#### [Data supplied]
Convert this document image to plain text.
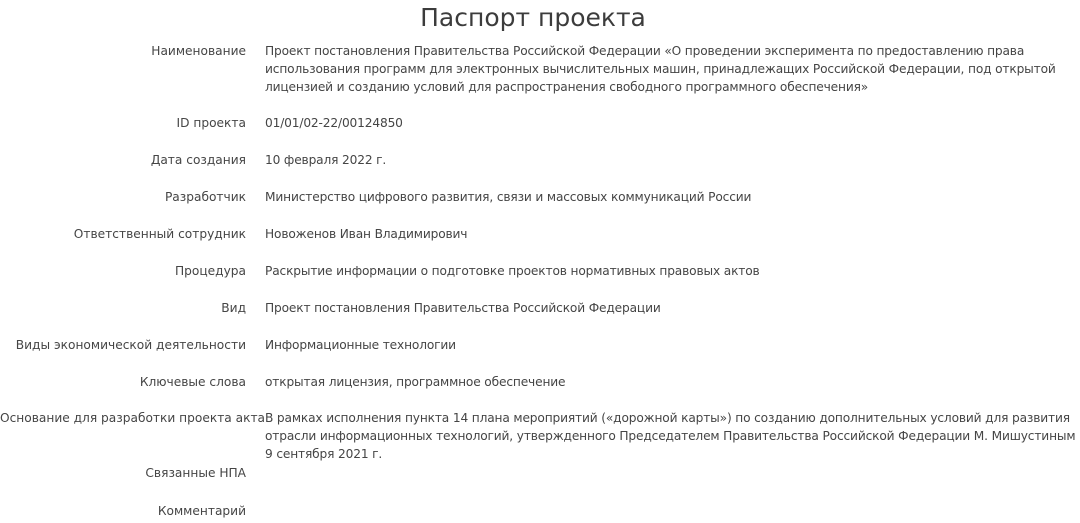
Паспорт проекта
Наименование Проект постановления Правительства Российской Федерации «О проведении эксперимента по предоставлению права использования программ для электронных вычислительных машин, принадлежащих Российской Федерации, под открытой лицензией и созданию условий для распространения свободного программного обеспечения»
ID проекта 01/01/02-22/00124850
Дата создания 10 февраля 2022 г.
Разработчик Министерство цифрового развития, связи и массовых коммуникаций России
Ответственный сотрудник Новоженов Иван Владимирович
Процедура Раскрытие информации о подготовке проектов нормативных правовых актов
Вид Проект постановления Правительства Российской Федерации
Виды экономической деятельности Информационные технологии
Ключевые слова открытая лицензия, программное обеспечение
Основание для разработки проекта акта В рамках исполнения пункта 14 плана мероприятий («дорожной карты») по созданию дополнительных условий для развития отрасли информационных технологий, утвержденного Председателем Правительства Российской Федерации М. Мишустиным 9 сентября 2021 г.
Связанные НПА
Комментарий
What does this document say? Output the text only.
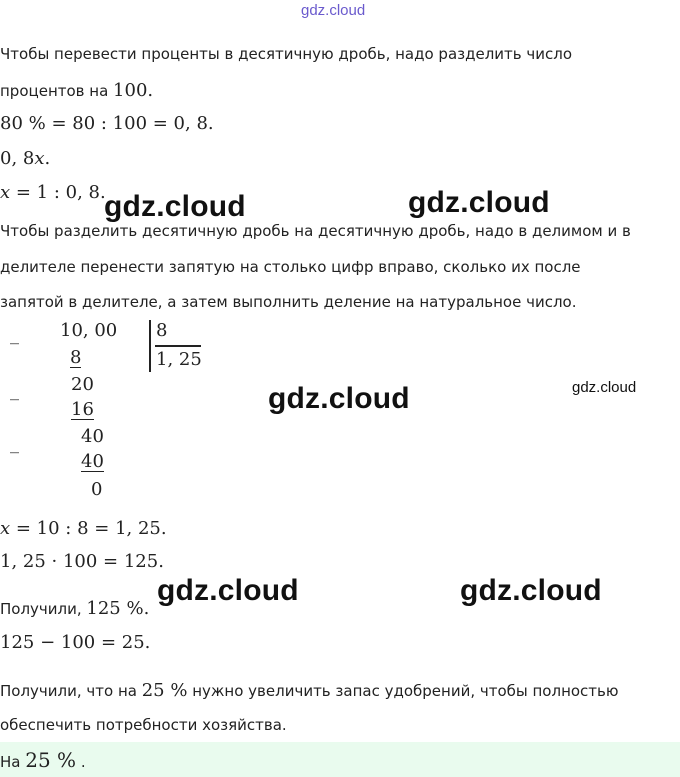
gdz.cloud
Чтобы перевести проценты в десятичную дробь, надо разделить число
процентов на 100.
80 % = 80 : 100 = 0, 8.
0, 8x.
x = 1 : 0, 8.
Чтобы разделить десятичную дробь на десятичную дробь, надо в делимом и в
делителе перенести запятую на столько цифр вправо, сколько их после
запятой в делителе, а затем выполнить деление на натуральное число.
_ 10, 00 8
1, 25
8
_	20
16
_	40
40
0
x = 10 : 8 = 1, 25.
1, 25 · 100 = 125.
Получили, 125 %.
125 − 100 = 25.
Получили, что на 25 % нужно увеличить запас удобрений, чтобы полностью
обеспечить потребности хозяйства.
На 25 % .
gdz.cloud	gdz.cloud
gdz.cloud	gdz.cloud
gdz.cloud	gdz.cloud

#### [Task to carry out]
Your task is to set down the records shown above exactly, minus any pictures.

#### [Correct result]
Convert this document image to plain text.
Паспорт проекта
Наименование Проект постановления Правительства Российской Федерации «О проведении эксперимента по предоставлению права использования программ для электронных вычислительных машин, принадлежащих Российской Федерации, под открытой лицензией и созданию условий для распространения свободного программного обеспечения»
ID проекта 01/01/02-22/00124850
Дата создания 10 февраля 2022 г.
Разработчик Министерство цифрового развития, связи и массовых коммуникаций России
Ответственный сотрудник Новоженов Иван Владимирович
Процедура Раскрытие информации о подготовке проектов нормативных правовых актов
Вид Проект постановления Правительства Российской Федерации
Виды экономической деятельности Информационные технологии
Ключевые слова открытая лицензия, программное обеспечение
Основание для разработки проекта акта В рамках исполнения пункта 14 плана мероприятий («дорожной карты») по созданию дополнительных условий для развития отрасли информационных технологий, утвержденного Председателем Правительства Российской Федерации М. Мишустиным 9 сентября 2021 г.
Связанные НПА
Комментарий
What does this document say? Output the text only.
gdz.cloud
Чтобы перевести проценты в десятичную дробь, надо разделить число
процентов на 100.
80 % = 80 : 100 = 0, 8.
0, 8x.
x = 1 : 0, 8.
Чтобы разделить десятичную дробь на десятичную дробь, надо в делимом и в
делителе перенести запятую на столько цифр вправо, сколько их после
запятой в делителе, а затем выполнить деление на натуральное число.
_ 10, 00 8
1, 25
8
_	20
16
_	40
40
0
x = 10 : 8 = 1, 25.
1, 25 · 100 = 125.
Получили, 125 %.
125 − 100 = 25.
Получили, что на 25 % нужно увеличить запас удобрений, чтобы полностью
обеспечить потребности хозяйства.
На 25 % .
gdz.cloud	gdz.cloud
gdz.cloud	gdz.cloud
gdz.cloud	gdz.cloud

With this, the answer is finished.